# Your goal:
Can you restate the records below word for word?

# Recorded data:
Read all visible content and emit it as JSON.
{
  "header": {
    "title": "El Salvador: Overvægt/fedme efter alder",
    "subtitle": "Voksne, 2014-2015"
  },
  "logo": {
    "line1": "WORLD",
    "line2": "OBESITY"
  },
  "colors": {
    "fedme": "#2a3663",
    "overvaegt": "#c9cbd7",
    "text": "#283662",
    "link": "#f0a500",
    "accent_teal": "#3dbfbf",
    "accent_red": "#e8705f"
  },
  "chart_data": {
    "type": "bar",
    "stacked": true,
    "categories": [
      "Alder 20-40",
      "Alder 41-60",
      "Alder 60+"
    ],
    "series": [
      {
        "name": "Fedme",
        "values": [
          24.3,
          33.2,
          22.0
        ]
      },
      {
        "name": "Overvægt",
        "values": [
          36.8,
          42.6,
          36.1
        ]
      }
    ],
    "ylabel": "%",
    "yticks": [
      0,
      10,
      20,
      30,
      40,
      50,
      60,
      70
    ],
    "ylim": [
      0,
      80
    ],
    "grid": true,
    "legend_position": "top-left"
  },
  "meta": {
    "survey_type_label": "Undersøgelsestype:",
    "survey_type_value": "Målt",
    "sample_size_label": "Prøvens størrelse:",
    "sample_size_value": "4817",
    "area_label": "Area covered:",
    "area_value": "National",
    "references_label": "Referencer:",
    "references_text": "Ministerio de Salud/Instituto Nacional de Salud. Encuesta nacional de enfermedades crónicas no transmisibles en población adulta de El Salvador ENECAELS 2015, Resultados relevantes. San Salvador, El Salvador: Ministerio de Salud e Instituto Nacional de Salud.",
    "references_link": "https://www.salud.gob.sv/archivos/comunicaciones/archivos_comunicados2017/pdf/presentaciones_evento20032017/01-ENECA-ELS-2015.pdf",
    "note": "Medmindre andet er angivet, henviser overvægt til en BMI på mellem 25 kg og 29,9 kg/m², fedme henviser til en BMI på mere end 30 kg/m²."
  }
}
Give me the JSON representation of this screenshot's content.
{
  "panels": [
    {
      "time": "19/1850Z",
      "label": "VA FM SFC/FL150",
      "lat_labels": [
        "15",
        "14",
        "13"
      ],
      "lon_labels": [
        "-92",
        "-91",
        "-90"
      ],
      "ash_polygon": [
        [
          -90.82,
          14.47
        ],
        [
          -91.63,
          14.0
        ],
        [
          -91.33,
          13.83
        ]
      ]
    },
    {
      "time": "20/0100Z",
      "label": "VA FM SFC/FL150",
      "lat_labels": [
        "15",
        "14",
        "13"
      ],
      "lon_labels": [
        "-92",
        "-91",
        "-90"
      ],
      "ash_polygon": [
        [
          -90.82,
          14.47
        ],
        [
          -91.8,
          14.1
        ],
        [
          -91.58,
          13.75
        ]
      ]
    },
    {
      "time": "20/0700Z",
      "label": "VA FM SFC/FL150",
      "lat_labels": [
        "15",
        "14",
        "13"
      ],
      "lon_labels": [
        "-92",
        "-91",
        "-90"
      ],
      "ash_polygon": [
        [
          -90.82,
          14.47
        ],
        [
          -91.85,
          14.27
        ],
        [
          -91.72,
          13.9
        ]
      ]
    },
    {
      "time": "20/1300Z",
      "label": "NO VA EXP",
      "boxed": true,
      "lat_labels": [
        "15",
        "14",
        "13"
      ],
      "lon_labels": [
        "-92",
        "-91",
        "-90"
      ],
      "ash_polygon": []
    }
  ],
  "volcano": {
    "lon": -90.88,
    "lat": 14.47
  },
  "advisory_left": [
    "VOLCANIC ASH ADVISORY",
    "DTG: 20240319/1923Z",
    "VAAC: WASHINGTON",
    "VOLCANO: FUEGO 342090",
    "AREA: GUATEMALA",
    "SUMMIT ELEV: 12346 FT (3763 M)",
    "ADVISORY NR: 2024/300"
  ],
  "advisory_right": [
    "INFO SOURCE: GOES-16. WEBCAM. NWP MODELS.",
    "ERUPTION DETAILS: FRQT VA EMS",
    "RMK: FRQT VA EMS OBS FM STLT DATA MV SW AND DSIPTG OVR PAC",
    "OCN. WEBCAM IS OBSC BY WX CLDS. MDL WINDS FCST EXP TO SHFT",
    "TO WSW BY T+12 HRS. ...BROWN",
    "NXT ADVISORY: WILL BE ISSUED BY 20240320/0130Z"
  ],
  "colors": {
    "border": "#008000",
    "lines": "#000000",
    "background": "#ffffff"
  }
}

# Finished exercise:
Read all visible content and emit it as JSON.
{
  "header": {
    "title": "El Salvador: Overvægt/fedme efter alder",
    "subtitle": "Voksne, 2014-2015"
  },
  "logo": {
    "line1": "WORLD",
    "line2": "OBESITY"
  },
  "colors": {
    "fedme": "#2a3663",
    "overvaegt": "#c9cbd7",
    "text": "#283662",
    "link": "#f0a500",
    "accent_teal": "#3dbfbf",
    "accent_red": "#e8705f"
  },
  "chart_data": {
    "type": "bar",
    "stacked": true,
    "categories": [
      "Alder 20-40",
      "Alder 41-60",
      "Alder 60+"
    ],
    "series": [
      {
        "name": "Fedme",
        "values": [
          24.3,
          33.2,
          22.0
        ]
      },
      {
        "name": "Overvægt",
        "values": [
          36.8,
          42.6,
          36.1
        ]
      }
    ],
    "ylabel": "%",
    "yticks": [
      0,
      10,
      20,
      30,
      40,
      50,
      60,
      70
    ],
    "ylim": [
      0,
      80
    ],
    "grid": true,
    "legend_position": "top-left"
  },
  "meta": {
    "survey_type_label": "Undersøgelsestype:",
    "survey_type_value": "Målt",
    "sample_size_label": "Prøvens størrelse:",
    "sample_size_value": "4817",
    "area_label": "Area covered:",
    "area_value": "National",
    "references_label": "Referencer:",
    "references_text": "Ministerio de Salud/Instituto Nacional de Salud. Encuesta nacional de enfermedades crónicas no transmisibles en población adulta de El Salvador ENECAELS 2015, Resultados relevantes. San Salvador, El Salvador: Ministerio de Salud e Instituto Nacional de Salud.",
    "references_link": "https://www.salud.gob.sv/archivos/comunicaciones/archivos_comunicados2017/pdf/presentaciones_evento20032017/01-ENECA-ELS-2015.pdf",
    "note": "Medmindre andet er angivet, henviser overvægt til en BMI på mellem 25 kg og 29,9 kg/m², fedme henviser til en BMI på mere end 30 kg/m²."
  }
}
Give me the JSON representation of this screenshot's content.
{
  "panels": [
    {
      "time": "19/1850Z",
      "label": "VA FM SFC/FL150",
      "lat_labels": [
        "15",
        "14",
        "13"
      ],
      "lon_labels": [
        "-92",
        "-91",
        "-90"
      ],
      "ash_polygon": [
        [
          -90.82,
          14.47
        ],
        [
          -91.63,
          14.0
        ],
        [
          -91.33,
          13.83
        ]
      ]
    },
    {
      "time": "20/0100Z",
      "label": "VA FM SFC/FL150",
      "lat_labels": [
        "15",
        "14",
        "13"
      ],
      "lon_labels": [
        "-92",
        "-91",
        "-90"
      ],
      "ash_polygon": [
        [
          -90.82,
          14.47
        ],
        [
          -91.8,
          14.1
        ],
        [
          -91.58,
          13.75
        ]
      ]
    },
    {
      "time": "20/0700Z",
      "label": "VA FM SFC/FL150",
      "lat_labels": [
        "15",
        "14",
        "13"
      ],
      "lon_labels": [
        "-92",
        "-91",
        "-90"
      ],
      "ash_polygon": [
        [
          -90.82,
          14.47
        ],
        [
          -91.85,
          14.27
        ],
        [
          -91.72,
          13.9
        ]
      ]
    },
    {
      "time": "20/1300Z",
      "label": "NO VA EXP",
      "boxed": true,
      "lat_labels": [
        "15",
        "14",
        "13"
      ],
      "lon_labels": [
        "-92",
        "-91",
        "-90"
      ],
      "ash_polygon": []
    }
  ],
  "volcano": {
    "lon": -90.88,
    "lat": 14.47
  },
  "advisory_left": [
    "VOLCANIC ASH ADVISORY",
    "DTG: 20240319/1923Z",
    "VAAC: WASHINGTON",
    "VOLCANO: FUEGO 342090",
    "AREA: GUATEMALA",
    "SUMMIT ELEV: 12346 FT (3763 M)",
    "ADVISORY NR: 2024/300"
  ],
  "advisory_right": [
    "INFO SOURCE: GOES-16. WEBCAM. NWP MODELS.",
    "ERUPTION DETAILS: FRQT VA EMS",
    "RMK: FRQT VA EMS OBS FM STLT DATA MV SW AND DSIPTG OVR PAC",
    "OCN. WEBCAM IS OBSC BY WX CLDS. MDL WINDS FCST EXP TO SHFT",
    "TO WSW BY T+12 HRS. ...BROWN",
    "NXT ADVISORY: WILL BE ISSUED BY 20240320/0130Z"
  ],
  "colors": {
    "border": "#008000",
    "lines": "#000000",
    "background": "#ffffff"
  }
}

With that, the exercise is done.